===== Estratto =====
Bashir e Goldberg: «Un binazionalismo egualitario dalle memorie di Shoah e Nakba»

Articolo pubblicato originariamente sul Manifesto

Di Micol Meghnagi, Simon Levis Sullam

Intervista al teorico politico palestinese e allo storico israeliano, guide di un dialogo collettivo che ha condotto al progetto “Olocausto e Nakba”: «Le due tragedie non vanno né equiparate né isolate, ma pensate insieme: l’uno è entrato nella costituzione politica dell’altro. Sono due eventi storici fondativi intrecciati»

Il teorico politico palestinese Bashir Bashir, della Open University of Israel, e lo storico israeliano Amos Goldberg, dell’Università Ebraica di Gerusalemme, sono tra le voci più autorevoli del dibattito su memoria, storia e binazionalismo in Israele/Palestina. Insieme hanno curato il volume The Holocaust and the Nakba: a New Grammar of Trauma and History (Columbia University Press 2018), tradotto come Olocausto e Nakba. Narrazioni tra storia e trauma (Zikkaron 2023, trad. di A. Barchi e P. P. Bastia; revisione scientifica di Sarah Parenzo).

Li abbiamo incontrati in questi giorni a Forlì, in occasione del 900Fest organizzato dalla Fondazione Alfred Lewin. Il colloquio che segue rappresenta il punto di vista e il contributo delle radicali voci dei due studiosi.

Potete raccontarci come è nato il progetto di «Olocausto e Nakba. Narrazioni tra storia e trauma»?

Amos Goldberg: Il poeta ebreo israeliano Avot Yeshurun ha scritto nel 1958 che l’Olocausto degli ebrei europei e la Nakba possono essere visti come un unico «Olocausto», in quanto le due tragedie «si guardano negli occhi». Questo verso, rimasto a lungo rimosso, tocca il cuore del problema: Olocausto e Nakba si incontrano, si interrogano, si «sfidano» a vicenda, perché sono due eventi storici fondativi intrecciati, certamente diversi ma che sono stati sistematicamente separati sul piano del ricordo collettivo da una rigida disciplina politico-memoriale. Sfidare questa separazione è stato il punto di partenza della nostra riflessione. Quando abbiamo elaborato il progetto di questo libro eravamo consapevoli di infrangere un tabù. In Israele e in Occidente è stato costruito un regime della memoria che vieta non solo ogni paragone, ma persino ogni accostamento tra i due eventi. Metterli in relazione non significa proporre una comparazione semplicistica né sostenere che siano equivalenti. L’Olocausto è una forma estrema e radicale di genocidio. Un progetto su scala industriale di annientamento totale degli ebrei. La Nakba è un processo ancora in atto di espulsione, pulizia etnica, frammentazione e spossessamento sistematico della popolazione palestinese, che oggi è evoluto nel genocidio a Gaza. Non vanno né completamente equiparati né isolati, ma pensati insieme storicamente, perché l’uno è entrato nella costituzione politica dell’altro. Ciò che accadde in Europa negli anni Trenta e Quaranta – l’antisemitismo e l’Olocausto – ebbe anche un impatto decisivo su quanto avvenne in Palestina e successivamente in Israele. Lo Stato di Israele nacque in larga misura come risposta all’antisemitismo europeo, che portò all’annientamento di due terzi degli ebrei d’Europa, ma si costruì al tempo stesso sulla distruzione e sulle rovine nazionali del popolo palestinese attraverso la Nakba. Per uscire dalla prigione delle memorie contrapposte, abbiamo introdotto il concetto di «turbamento empatico» (empathic unsettlement). È un invito a confrontarsi con il trauma dell’altro senza rinunciare al proprio. Questa disponibilità a lasciarsi dislocare dalla memoria dell’altro è il senso della nuova grammatica morale e storica che abbiamo voluto proporre: un tentativo di rendere possibile un futuro di eguaglianza sostanziale.
=====
Trascrivi senza modifiche il passo dell'intervista compreso tra "Intervista al teorico" e "di Sarah Parenzo).", estremi inclusi. Per questo esercizio i record non servono.
===== Righe di dati =====
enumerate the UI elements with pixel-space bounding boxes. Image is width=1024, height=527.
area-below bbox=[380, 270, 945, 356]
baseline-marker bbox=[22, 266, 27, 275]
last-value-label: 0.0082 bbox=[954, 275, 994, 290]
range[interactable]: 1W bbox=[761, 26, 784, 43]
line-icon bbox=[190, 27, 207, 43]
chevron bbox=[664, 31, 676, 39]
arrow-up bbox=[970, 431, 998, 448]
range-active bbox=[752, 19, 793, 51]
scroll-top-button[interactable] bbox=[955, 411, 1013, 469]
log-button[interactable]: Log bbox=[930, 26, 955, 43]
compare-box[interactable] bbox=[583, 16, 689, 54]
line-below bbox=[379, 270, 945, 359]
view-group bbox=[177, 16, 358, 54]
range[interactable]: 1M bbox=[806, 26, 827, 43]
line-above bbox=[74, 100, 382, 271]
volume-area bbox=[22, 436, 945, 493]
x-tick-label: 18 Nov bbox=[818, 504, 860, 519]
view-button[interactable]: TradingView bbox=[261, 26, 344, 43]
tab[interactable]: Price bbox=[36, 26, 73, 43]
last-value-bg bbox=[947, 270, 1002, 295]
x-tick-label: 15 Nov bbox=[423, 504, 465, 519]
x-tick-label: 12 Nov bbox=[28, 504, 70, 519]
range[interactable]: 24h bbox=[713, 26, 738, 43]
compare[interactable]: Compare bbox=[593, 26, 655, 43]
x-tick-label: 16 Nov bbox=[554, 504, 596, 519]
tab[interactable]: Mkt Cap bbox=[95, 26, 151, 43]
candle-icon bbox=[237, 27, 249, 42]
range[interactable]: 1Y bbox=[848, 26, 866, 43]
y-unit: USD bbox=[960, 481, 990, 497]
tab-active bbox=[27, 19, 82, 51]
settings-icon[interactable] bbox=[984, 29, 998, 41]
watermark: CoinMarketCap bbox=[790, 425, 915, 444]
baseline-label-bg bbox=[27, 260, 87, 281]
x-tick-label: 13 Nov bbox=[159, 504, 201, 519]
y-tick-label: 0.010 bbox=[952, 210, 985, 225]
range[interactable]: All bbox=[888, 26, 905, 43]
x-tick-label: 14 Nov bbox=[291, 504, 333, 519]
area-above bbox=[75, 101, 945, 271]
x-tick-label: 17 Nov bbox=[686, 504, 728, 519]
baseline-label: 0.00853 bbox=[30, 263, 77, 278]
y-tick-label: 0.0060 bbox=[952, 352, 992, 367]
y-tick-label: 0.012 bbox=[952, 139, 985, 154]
=====
### Il risultato
Intervista al teorico politico palestinese e allo storico israeliano, guide di un dialogo collettivo che ha condotto al progetto “Olocausto e Nakba”: «Le due tragedie non vanno né equiparate né isolate, ma pensate insieme: l’uno è entrato nella costituzione politica dell’altro. Sono due eventi storici fondativi intrecciati»

Il teorico politico palestinese Bashir Bashir, della Open University of Israel, e lo storico israeliano Amos Goldberg, dell’Università Ebraica di Gerusalemme, sono tra le voci più autorevoli del dibattito su memoria, storia e binazionalismo in Israele/Palestina. Insieme hanno curato il volume The Holocaust and the Nakba: a New Grammar of Trauma and History (Columbia University Press 2018), tradotto come Olocausto e Nakba. Narrazioni tra storia e trauma (Zikkaron 2023, trad. di A. Barchi e P. P. Bastia; revisione scientifica di Sarah Parenzo).